Directions —
1) Condense the paragraph beginning "Of course, tens of millions" in the post on Ontario hospital bed access into a short bulleted list that keeps its main facts.
2) Please carry on the post about Ontario hospital bed access from the point where it stops.

One of our regular contributors had posted an informative post on the previous journal entry regarding accessing beds in Ontario hospitals for emergency cases using Criticall, particularly neurosurgical cases. It indicates a true lack of access in 2010. This is not something new but it is easy to be hoodwinked by the science of studying wait times and the systems designed to deal with lack of capacity in a system that is likely to get much worse before we come to our collective senses.
Of course, tens of millions were thrown at neurosurgical cases in the past couple years in an effort to create an improvement but in my own estimation, nothing has really changed. I still wait for months...a year in some cases...for a neurosurgical consult in cases with positive MRI findings. I still have referrals rejected because the fax back reads "due to focus on cancer cases, cervical and lumbosacral cases will not be seen".
I do note that what did change after some money flowed was that neurosurgeons were suddenly quiet.
Looking ahead to an aging population and a population with increasing obesity, diabetes and cardiovascular disease, with all the inherent cerebrovascular complications such as stroke and MIs, it doesn't take a rocket scientist, or even a LHIN administrator, to figure out that things are going to get nastier.
I have copied the post almost in its entirety and hope that it provides a deeper understanding of how poorly our system is equipped to meet the needs of the future, not to mention now.
I will also have a look for Mr. Smitherman's comment.
Here is the post from eklimek:
"I am grateful the discussion is in the press about the shortcoming and unsustainability in providing service.
As some of you probably know there is a telephone communication system called Criticall in Ontario. It is used when an emergency requires treatment not locally available.
In years gone by, when there was surge capacity, it was very helpful in connecting the sending and receiving clinicians and assisted in finding emergent care somewhere in the province. Now with no excess capacity pretty well anywhere clinicians begin to view it as becoming just one more hoop.

Dataset extract —
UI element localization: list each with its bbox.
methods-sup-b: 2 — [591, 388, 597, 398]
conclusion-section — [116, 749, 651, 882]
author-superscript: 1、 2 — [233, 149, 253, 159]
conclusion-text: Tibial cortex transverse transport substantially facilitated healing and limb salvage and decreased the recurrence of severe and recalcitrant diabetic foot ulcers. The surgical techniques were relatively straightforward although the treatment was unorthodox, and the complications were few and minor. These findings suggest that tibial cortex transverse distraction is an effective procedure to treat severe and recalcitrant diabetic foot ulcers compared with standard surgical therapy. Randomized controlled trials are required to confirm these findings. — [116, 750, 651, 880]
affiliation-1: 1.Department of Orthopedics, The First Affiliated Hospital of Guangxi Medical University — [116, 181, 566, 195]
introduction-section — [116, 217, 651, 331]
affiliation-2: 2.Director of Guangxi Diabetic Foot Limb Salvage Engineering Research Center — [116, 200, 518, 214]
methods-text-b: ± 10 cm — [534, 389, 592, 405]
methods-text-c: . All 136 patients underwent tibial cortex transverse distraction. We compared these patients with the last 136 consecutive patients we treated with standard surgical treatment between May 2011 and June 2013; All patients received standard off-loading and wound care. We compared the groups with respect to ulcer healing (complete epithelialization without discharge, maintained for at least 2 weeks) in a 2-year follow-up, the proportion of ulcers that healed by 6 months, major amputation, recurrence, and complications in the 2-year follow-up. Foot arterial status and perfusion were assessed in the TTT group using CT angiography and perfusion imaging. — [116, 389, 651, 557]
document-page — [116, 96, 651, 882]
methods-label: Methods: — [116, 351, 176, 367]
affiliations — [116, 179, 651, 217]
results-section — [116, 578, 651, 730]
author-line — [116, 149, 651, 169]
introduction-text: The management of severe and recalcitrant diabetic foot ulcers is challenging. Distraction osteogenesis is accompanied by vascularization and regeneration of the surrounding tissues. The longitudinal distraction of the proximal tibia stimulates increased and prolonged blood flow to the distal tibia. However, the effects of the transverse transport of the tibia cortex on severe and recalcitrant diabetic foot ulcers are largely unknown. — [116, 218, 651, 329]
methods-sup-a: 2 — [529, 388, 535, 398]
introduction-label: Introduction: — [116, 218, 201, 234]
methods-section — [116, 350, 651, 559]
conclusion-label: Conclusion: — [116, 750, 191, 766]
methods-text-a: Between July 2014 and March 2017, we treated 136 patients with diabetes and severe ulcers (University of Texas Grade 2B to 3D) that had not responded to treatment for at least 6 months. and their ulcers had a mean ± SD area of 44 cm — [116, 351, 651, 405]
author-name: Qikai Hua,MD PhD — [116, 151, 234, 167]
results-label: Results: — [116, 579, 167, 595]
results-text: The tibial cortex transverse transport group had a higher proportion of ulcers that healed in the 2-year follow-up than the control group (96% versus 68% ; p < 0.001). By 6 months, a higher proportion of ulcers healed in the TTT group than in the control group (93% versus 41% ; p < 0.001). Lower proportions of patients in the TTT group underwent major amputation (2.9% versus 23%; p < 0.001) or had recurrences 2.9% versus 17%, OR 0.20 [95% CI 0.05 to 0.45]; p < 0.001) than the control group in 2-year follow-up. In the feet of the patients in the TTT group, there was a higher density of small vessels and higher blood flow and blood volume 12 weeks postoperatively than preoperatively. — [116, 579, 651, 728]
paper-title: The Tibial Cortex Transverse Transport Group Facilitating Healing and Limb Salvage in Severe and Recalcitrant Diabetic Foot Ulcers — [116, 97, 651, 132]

Answers to the tasks —
1)
- Tens of millions were spent on neurosurgical cases over the past couple of years to bring about improvement.
- In the writer's estimation, nothing has really changed.
- Waits for a neurosurgical consult still run months, sometimes a year, even with positive MRI findings.
- Referrals are still rejected by fax, stating that because of a focus on cancer cases, cervical and lumbosacral cases will not be seen.

2)
Here is how it works. Since Criticall does not know the actual provincial bed availability for the needs of the patient (e.g neurosurgery) , it literally telephonically hopscotchs across the province sequentially ringing up on call neurosurgical services.
Reflect for a second on this. Say you are on call as at the potential receiving end. You also know there is no ICU /NICU or surgical capacity on site because you just took the last bed with the last case. Nevertheless you get called. You are obliged to respond, listen to the story, may choose to give telephonic advice for which shared liability is engendered and still must refuse to accept the case because you lack the capacity to treat the problem. All this, let's say, at 3 or 4 in the morninng.
Meanwhile, on the sending end, typically after 3 or 4 refusals for "no beds" over a similar number of hours of repetition and telephone tag with serial oncall services, the conversation turns to out-of-province care. Of course the alternative is to start over from the beginning, just to see if the bed situation has changed in the last 6 hours.
The new wrinkle is interposition of a medical director near the outset of the process if the patient is to leave the home LHIN. Who knew we really needed another noncare provider in this process?"
Thanks for putting it so plainly, eklimek. As health care in Canada sinks, the band leaders play on....except of course when they are trying to enter the life-rafts destined for the US.